■ COMPITO DA SVOLGERE ■
Trascrivi senza modifiche la parte del brano sulla mobilità dolce compresa tra «Un altro tassello» e «dieci assi ciclabili.», estremi inclusi.

■ BRANO DI TESTO ■
---

Un altro tassello di misure, visioni e risorse che conferma la centralità del tema della mobilità dolce in Italia. Parliamo di un settore in crescita, che nel 2016 ha visto spostarsi in Italia 66 milioni di turisti che spendono 45 milioni di euro e che, solo sul fronte della ciclabilità, secondo lo studio ABiCi di Legambiente genera un fatturato annuo di filiera di oltre sei miliardi di euro. Non a caso, sulle ciclovie c’è uno stanziamento di oltre 374 milioni di euro per i prossimi nove anni, destinati alla progettazione di ben dieci assi ciclabili.
Per questo Legambiente è stata tra i promotori, durante la Settimana europea della mobilità in corso a Pesaro (fino al 22 settembre), della nascita dell’alleanza della mobilità dolce, con la firma di un protocollo e di un manifesto da parte delle principali associazioni italiane.
Una piattaforma di realtà italiane della società civile che si propongono di operare insieme per migliorare l’offerta e le politiche dedicate a chi cammina, pedala e usa ferrovie turistiche per attraversare il paesaggio italiano, promuovendo la creazione di una rete dolce per ogni tipo di viaggiatori e viaggiatrici. Il principale campo di azione è l’offerta integrata con il trasporto collettivo, attraverso la riqualificazione e l’adeguamento del patrimonio esistente e la cura del paesaggio storico, dedicando attenzione alla tutela dell’ambiente, alle vocazioni del territorio, all’abbattimento delle emissioni inquinanti e al benessere e alla salute dei cittadini.
L’alleanza è costituita da 22 associazioni: Touring Club, Italia Nostra, Federazione italiana ferrovie turistiche e museali, Rete dei cammini, Associazione italiana greenways, Utp Assoutenti, Kyoto Club, Ari randonneur, Legambiente, FederTrek, Wwf Italia, Iubilantes, Aipai, Borghi cutentici d’Italia , Terre di mezzo, Città Slow, Aec, Aiapp, Associazione italiana di architettura del paesaggio, FederParchi, Associazione guide escursioniste e ambientali, Associazione In_loco_Motivi, Associazione italiana turismo responsabile.
L’ambizione è quella di far crescere la cultura della mobilità dolce in Italia, in particolare nelle aree protette, e spingere l’approvazione del disegno di legge per la mobilità dolce e il provvedimento per la mobilità ciclabile, prima della conclusione della legislatura. Così come è già avvenuto per il disegno di legge per le ferrovie turistiche, divenuto legge questa estate, che prevede la messa a valore di ben 18 tratte storiche, tra le più suggestive in Italia come la Rocchetta Avellino decantata da Vinicio Capossela nel suo Sponz Fest in Irpinia o la Transiberiana d’Italia o la Gemona Sacile o lo storico treno blu del lago d’Iseo.
Sono per lo più percorsi che attraversano aree interne a bassa densità e costituiscono un volano per il turismo, l’accoglienza, i beni storici e i piccoli borghi italiani, la natura e i parchi. La mobilità dolce diviene dunque una reale opportunità di crescita intelligente, un modo concreto per evitare l’abbandono dei territori e contrastare, grazie alla manutenzione delle reti, delle strade bianche e delle ferrovie, delle alzaie e dei canali, i fenomeni di dissesto idrogeologico.

---

■ MATERIALE FORNITO ■
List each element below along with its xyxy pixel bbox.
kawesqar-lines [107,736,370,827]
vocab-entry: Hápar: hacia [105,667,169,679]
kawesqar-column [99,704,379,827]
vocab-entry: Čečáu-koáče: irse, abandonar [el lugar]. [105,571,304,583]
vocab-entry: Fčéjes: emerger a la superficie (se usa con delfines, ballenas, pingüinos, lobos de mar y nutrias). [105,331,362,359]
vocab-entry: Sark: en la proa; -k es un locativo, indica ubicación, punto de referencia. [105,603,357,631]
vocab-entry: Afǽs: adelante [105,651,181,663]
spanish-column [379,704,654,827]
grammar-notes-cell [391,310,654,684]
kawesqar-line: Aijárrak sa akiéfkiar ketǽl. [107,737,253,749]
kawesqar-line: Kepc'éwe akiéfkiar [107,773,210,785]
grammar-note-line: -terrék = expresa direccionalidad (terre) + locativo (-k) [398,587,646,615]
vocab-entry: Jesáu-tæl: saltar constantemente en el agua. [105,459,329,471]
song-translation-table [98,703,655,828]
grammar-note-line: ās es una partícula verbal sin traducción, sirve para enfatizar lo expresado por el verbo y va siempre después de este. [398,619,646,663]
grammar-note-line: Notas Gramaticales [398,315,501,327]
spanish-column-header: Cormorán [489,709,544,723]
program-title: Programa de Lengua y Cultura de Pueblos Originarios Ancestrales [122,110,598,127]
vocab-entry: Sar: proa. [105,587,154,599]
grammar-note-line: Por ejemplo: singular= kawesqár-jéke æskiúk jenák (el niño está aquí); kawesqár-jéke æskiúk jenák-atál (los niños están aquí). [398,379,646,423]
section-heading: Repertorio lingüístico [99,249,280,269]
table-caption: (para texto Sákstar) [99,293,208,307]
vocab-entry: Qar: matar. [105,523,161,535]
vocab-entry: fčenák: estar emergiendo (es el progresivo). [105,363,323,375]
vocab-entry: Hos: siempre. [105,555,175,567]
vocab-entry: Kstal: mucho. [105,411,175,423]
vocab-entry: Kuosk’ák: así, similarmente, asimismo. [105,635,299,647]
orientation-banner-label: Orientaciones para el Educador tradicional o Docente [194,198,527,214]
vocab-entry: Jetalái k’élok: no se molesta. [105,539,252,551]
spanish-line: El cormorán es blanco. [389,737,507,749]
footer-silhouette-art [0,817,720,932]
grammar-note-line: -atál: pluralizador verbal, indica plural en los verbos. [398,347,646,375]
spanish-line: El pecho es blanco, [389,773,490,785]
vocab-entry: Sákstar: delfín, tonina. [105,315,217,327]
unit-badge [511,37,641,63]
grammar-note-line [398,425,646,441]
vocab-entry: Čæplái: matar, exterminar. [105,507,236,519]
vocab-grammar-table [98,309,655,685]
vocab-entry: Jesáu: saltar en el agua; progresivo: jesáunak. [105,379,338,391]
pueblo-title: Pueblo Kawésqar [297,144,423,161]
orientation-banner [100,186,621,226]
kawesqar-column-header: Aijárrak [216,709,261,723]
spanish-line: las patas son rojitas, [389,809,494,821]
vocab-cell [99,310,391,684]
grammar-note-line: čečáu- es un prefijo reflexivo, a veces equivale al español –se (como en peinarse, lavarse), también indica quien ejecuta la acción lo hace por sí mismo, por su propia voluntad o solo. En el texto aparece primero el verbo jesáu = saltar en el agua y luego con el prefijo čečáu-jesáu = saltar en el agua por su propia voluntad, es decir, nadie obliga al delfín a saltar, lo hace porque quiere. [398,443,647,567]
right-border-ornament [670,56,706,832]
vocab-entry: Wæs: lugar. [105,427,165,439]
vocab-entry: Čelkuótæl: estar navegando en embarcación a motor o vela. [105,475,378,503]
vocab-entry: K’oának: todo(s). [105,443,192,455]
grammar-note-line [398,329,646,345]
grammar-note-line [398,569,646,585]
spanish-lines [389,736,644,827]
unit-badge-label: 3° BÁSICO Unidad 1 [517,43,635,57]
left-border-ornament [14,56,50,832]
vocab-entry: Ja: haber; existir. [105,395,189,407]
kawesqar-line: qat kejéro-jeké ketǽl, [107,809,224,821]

---

■ LA TUA RISPOSTA ■
Un altro tassello di misure, visioni e risorse che conferma la centralità del tema della mobilità dolce in Italia. Parliamo di un settore in crescita, che nel 2016 ha visto spostarsi in Italia 66 milioni di turisti che spendono 45 milioni di euro e che, solo sul fronte della ciclabilità, secondo lo studio ABiCi di Legambiente genera un fatturato annuo di filiera di oltre sei miliardi di euro. Non a caso, sulle ciclovie c’è uno stanziamento di oltre 374 milioni di euro per i prossimi nove anni, destinati alla progettazione di ben dieci assi ciclabili.